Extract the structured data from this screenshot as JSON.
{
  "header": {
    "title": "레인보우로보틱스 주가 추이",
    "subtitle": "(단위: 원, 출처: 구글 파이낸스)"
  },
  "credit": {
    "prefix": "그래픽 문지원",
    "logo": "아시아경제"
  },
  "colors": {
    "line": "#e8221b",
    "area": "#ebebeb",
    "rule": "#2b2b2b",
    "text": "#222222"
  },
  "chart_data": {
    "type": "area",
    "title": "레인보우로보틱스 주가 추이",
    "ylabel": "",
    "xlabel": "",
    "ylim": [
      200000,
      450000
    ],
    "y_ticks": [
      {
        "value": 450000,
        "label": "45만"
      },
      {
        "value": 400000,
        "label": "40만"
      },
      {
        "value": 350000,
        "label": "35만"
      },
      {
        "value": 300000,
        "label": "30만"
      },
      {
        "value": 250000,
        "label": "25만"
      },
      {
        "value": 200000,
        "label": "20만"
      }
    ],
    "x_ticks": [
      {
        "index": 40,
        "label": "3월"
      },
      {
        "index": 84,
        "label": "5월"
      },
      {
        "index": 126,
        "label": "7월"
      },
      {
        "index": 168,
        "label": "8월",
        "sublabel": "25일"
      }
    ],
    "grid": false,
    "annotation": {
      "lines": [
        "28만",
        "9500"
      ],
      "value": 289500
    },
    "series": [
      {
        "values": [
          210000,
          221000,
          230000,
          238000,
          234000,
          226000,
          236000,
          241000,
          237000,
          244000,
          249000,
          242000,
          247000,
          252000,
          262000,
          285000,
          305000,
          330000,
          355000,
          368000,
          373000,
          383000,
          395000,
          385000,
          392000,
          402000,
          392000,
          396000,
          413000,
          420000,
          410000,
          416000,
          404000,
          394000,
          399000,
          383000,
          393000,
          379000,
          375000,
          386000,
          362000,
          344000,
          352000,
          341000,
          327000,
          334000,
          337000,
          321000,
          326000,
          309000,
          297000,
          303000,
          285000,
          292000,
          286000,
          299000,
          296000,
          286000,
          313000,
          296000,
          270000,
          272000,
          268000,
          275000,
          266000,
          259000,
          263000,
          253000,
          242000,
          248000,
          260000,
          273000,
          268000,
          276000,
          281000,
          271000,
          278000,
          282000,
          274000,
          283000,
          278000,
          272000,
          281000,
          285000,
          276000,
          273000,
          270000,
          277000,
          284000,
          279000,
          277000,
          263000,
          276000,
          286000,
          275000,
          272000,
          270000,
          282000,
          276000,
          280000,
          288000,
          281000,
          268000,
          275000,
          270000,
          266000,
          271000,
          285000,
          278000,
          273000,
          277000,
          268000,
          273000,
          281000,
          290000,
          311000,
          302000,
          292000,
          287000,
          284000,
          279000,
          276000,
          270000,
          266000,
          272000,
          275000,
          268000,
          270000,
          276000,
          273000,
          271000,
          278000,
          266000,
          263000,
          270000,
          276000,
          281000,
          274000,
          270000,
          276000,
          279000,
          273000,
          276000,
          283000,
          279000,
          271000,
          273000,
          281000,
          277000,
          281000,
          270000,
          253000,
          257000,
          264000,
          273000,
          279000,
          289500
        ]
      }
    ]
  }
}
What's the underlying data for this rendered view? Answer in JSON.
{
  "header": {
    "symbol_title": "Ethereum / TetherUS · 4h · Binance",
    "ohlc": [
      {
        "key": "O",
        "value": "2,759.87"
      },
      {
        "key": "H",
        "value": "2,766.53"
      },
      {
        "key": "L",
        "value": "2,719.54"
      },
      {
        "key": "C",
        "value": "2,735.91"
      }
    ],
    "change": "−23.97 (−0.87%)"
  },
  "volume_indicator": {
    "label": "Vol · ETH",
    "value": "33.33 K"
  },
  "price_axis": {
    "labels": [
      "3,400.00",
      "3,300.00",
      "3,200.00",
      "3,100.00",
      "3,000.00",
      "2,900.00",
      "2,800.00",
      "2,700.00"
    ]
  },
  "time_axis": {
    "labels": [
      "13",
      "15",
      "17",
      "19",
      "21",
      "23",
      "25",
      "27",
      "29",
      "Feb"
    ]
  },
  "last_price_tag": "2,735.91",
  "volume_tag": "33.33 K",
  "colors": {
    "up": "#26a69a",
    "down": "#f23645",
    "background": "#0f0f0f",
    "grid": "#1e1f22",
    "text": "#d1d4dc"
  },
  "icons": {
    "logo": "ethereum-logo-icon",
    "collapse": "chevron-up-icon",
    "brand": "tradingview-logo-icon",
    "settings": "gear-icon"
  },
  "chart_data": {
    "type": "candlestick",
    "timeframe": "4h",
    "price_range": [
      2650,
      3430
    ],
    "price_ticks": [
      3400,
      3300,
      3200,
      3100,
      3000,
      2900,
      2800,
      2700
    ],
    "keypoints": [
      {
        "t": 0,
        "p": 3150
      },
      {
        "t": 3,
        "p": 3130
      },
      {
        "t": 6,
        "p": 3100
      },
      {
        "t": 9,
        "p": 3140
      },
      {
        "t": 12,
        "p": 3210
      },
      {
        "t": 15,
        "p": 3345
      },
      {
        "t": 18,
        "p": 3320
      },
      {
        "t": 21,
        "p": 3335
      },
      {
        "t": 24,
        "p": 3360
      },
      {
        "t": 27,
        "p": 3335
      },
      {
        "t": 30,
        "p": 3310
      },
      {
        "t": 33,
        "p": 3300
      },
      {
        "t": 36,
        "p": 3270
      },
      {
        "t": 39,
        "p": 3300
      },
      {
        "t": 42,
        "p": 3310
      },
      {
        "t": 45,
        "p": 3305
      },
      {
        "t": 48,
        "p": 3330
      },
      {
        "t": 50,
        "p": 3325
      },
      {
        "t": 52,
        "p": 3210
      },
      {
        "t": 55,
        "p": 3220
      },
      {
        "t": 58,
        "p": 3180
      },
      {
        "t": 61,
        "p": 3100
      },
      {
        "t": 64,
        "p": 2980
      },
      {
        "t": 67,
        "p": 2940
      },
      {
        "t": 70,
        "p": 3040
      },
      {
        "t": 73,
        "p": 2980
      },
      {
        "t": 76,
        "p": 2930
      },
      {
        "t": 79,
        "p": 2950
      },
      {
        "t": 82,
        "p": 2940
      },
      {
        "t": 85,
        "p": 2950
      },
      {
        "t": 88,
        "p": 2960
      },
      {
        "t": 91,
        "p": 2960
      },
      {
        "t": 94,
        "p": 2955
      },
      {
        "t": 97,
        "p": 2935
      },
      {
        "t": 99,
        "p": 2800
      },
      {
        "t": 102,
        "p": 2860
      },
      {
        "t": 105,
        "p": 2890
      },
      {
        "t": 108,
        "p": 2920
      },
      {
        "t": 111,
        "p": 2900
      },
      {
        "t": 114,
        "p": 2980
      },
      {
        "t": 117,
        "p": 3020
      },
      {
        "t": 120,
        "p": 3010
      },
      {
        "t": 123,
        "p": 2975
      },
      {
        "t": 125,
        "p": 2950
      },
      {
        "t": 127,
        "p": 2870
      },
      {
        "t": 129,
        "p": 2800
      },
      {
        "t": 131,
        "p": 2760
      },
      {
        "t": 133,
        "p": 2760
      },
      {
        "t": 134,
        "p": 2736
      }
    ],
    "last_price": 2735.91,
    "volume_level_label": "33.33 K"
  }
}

========================================================================

■ **What you are asked to do**: Reproduce the records above exactly.

■ **Written answer**:
Extract the structured data from this screenshot as JSON.
{
  "header": {
    "title": "레인보우로보틱스 주가 추이",
    "subtitle": "(단위: 원, 출처: 구글 파이낸스)"
  },
  "credit": {
    "prefix": "그래픽 문지원",
    "logo": "아시아경제"
  },
  "colors": {
    "line": "#e8221b",
    "area": "#ebebeb",
    "rule": "#2b2b2b",
    "text": "#222222"
  },
  "chart_data": {
    "type": "area",
    "title": "레인보우로보틱스 주가 추이",
    "ylabel": "",
    "xlabel": "",
    "ylim": [
      200000,
      450000
    ],
    "y_ticks": [
      {
        "value": 450000,
        "label": "45만"
      },
      {
        "value": 400000,
        "label": "40만"
      },
      {
        "value": 350000,
        "label": "35만"
      },
      {
        "value": 300000,
        "label": "30만"
      },
      {
        "value": 250000,
        "label": "25만"
      },
      {
        "value": 200000,
        "label": "20만"
      }
    ],
    "x_ticks": [
      {
        "index": 40,
        "label": "3월"
      },
      {
        "index": 84,
        "label": "5월"
      },
      {
        "index": 126,
        "label": "7월"
      },
      {
        "index": 168,
        "label": "8월",
        "sublabel": "25일"
      }
    ],
    "grid": false,
    "annotation": {
      "lines": [
        "28만",
        "9500"
      ],
      "value": 289500
    },
    "series": [
      {
        "values": [
          210000,
          221000,
          230000,
          238000,
          234000,
          226000,
          236000,
          241000,
          237000,
          244000,
          249000,
          242000,
          247000,
          252000,
          262000,
          285000,
          305000,
          330000,
          355000,
          368000,
          373000,
          383000,
          395000,
          385000,
          392000,
          402000,
          392000,
          396000,
          413000,
          420000,
          410000,
          416000,
          404000,
          394000,
          399000,
          383000,
          393000,
          379000,
          375000,
          386000,
          362000,
          344000,
          352000,
          341000,
          327000,
          334000,
          337000,
          321000,
          326000,
          309000,
          297000,
          303000,
          285000,
          292000,
          286000,
          299000,
          296000,
          286000,
          313000,
          296000,
          270000,
          272000,
          268000,
          275000,
          266000,
          259000,
          263000,
          253000,
          242000,
          248000,
          260000,
          273000,
          268000,
          276000,
          281000,
          271000,
          278000,
          282000,
          274000,
          283000,
          278000,
          272000,
          281000,
          285000,
          276000,
          273000,
          270000,
          277000,
          284000,
          279000,
          277000,
          263000,
          276000,
          286000,
          275000,
          272000,
          270000,
          282000,
          276000,
          280000,
          288000,
          281000,
          268000,
          275000,
          270000,
          266000,
          271000,
          285000,
          278000,
          273000,
          277000,
          268000,
          273000,
          281000,
          290000,
          311000,
          302000,
          292000,
          287000,
          284000,
          279000,
          276000,
          270000,
          266000,
          272000,
          275000,
          268000,
          270000,
          276000,
          273000,
          271000,
          278000,
          266000,
          263000,
          270000,
          276000,
          281000,
          274000,
          270000,
          276000,
          279000,
          273000,
          276000,
          283000,
          279000,
          271000,
          273000,
          281000,
          277000,
          281000,
          270000,
          253000,
          257000,
          264000,
          273000,
          279000,
          289500
        ]
      }
    ]
  }
}
What's the underlying data for this rendered view? Answer in JSON.
{
  "header": {
    "symbol_title": "Ethereum / TetherUS · 4h · Binance",
    "ohlc": [
      {
        "key": "O",
        "value": "2,759.87"
      },
      {
        "key": "H",
        "value": "2,766.53"
      },
      {
        "key": "L",
        "value": "2,719.54"
      },
      {
        "key": "C",
        "value": "2,735.91"
      }
    ],
    "change": "−23.97 (−0.87%)"
  },
  "volume_indicator": {
    "label": "Vol · ETH",
    "value": "33.33 K"
  },
  "price_axis": {
    "labels": [
      "3,400.00",
      "3,300.00",
      "3,200.00",
      "3,100.00",
      "3,000.00",
      "2,900.00",
      "2,800.00",
      "2,700.00"
    ]
  },
  "time_axis": {
    "labels": [
      "13",
      "15",
      "17",
      "19",
      "21",
      "23",
      "25",
      "27",
      "29",
      "Feb"
    ]
  },
  "last_price_tag": "2,735.91",
  "volume_tag": "33.33 K",
  "colors": {
    "up": "#26a69a",
    "down": "#f23645",
    "background": "#0f0f0f",
    "grid": "#1e1f22",
    "text": "#d1d4dc"
  },
  "icons": {
    "logo": "ethereum-logo-icon",
    "collapse": "chevron-up-icon",
    "brand": "tradingview-logo-icon",
    "settings": "gear-icon"
  },
  "chart_data": {
    "type": "candlestick",
    "timeframe": "4h",
    "price_range": [
      2650,
      3430
    ],
    "price_ticks": [
      3400,
      3300,
      3200,
      3100,
      3000,
      2900,
      2800,
      2700
    ],
    "keypoints": [
      {
        "t": 0,
        "p": 3150
      },
      {
        "t": 3,
        "p": 3130
      },
      {
        "t": 6,
        "p": 3100
      },
      {
        "t": 9,
        "p": 3140
      },
      {
        "t": 12,
        "p": 3210
      },
      {
        "t": 15,
        "p": 3345
      },
      {
        "t": 18,
        "p": 3320
      },
      {
        "t": 21,
        "p": 3335
      },
      {
        "t": 24,
        "p": 3360
      },
      {
        "t": 27,
        "p": 3335
      },
      {
        "t": 30,
        "p": 3310
      },
      {
        "t": 33,
        "p": 3300
      },
      {
        "t": 36,
        "p": 3270
      },
      {
        "t": 39,
        "p": 3300
      },
      {
        "t": 42,
        "p": 3310
      },
      {
        "t": 45,
        "p": 3305
      },
      {
        "t": 48,
        "p": 3330
      },
      {
        "t": 50,
        "p": 3325
      },
      {
        "t": 52,
        "p": 3210
      },
      {
        "t": 55,
        "p": 3220
      },
      {
        "t": 58,
        "p": 3180
      },
      {
        "t": 61,
        "p": 3100
      },
      {
        "t": 64,
        "p": 2980
      },
      {
        "t": 67,
        "p": 2940
      },
      {
        "t": 70,
        "p": 3040
      },
      {
        "t": 73,
        "p": 2980
      },
      {
        "t": 76,
        "p": 2930
      },
      {
        "t": 79,
        "p": 2950
      },
      {
        "t": 82,
        "p": 2940
      },
      {
        "t": 85,
        "p": 2950
      },
      {
        "t": 88,
        "p": 2960
      },
      {
        "t": 91,
        "p": 2960
      },
      {
        "t": 94,
        "p": 2955
      },
      {
        "t": 97,
        "p": 2935
      },
      {
        "t": 99,
        "p": 2800
      },
      {
        "t": 102,
        "p": 2860
      },
      {
        "t": 105,
        "p": 2890
      },
      {
        "t": 108,
        "p": 2920
      },
      {
        "t": 111,
        "p": 2900
      },
      {
        "t": 114,
        "p": 2980
      },
      {
        "t": 117,
        "p": 3020
      },
      {
        "t": 120,
        "p": 3010
      },
      {
        "t": 123,
        "p": 2975
      },
      {
        "t": 125,
        "p": 2950
      },
      {
        "t": 127,
        "p": 2870
      },
      {
        "t": 129,
        "p": 2800
      },
      {
        "t": 131,
        "p": 2760
      },
      {
        "t": 133,
        "p": 2760
      },
      {
        "t": 134,
        "p": 2736
      }
    ],
    "last_price": 2735.91,
    "volume_level_label": "33.33 K"
  }
}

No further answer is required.